— Begin Task material —

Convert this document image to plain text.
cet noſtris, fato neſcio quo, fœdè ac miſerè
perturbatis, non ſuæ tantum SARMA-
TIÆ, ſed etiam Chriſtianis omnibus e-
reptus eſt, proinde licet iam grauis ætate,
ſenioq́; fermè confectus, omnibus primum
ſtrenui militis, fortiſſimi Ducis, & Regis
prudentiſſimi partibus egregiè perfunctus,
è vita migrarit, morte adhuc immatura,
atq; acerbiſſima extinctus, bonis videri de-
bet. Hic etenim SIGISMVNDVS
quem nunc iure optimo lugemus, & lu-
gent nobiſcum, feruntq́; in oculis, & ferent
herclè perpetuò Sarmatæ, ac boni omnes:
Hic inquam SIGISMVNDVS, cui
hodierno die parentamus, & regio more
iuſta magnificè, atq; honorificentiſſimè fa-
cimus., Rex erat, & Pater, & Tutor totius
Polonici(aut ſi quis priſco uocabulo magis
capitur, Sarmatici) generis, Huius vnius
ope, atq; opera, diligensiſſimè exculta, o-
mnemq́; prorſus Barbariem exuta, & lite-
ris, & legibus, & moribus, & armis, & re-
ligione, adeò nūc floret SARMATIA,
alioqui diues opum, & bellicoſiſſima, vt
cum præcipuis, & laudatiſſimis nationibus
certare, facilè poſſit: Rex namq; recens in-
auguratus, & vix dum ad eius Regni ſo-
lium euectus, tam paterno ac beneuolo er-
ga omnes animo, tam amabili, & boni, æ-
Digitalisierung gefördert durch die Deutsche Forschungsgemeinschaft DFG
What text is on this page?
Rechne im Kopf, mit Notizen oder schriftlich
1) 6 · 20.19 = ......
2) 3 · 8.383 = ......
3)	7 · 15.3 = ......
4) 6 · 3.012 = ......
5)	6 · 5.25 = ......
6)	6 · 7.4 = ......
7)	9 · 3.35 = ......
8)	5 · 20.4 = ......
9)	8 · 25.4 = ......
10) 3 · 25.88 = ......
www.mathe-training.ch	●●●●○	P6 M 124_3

— End Task material —

What is being asked -> In the entries above, take the line containing "What text is on this page?" and each later line through the last, and repeat them exactly. Output nothing else.

Exercise response ->
What text is on this page?
Rechne im Kopf, mit Notizen oder schriftlich
1) 6 · 20.19 = ......
2) 3 · 8.383 = ......
3)	7 · 15.3 = ......
4) 6 · 3.012 = ......
5)	6 · 5.25 = ......
6)	6 · 7.4 = ......
7)	9 · 3.35 = ......
8)	5 · 20.4 = ......
9)	8 · 25.4 = ......
10) 3 · 25.88 = ......
www.mathe-training.ch	●●●●○	P6 M 124_3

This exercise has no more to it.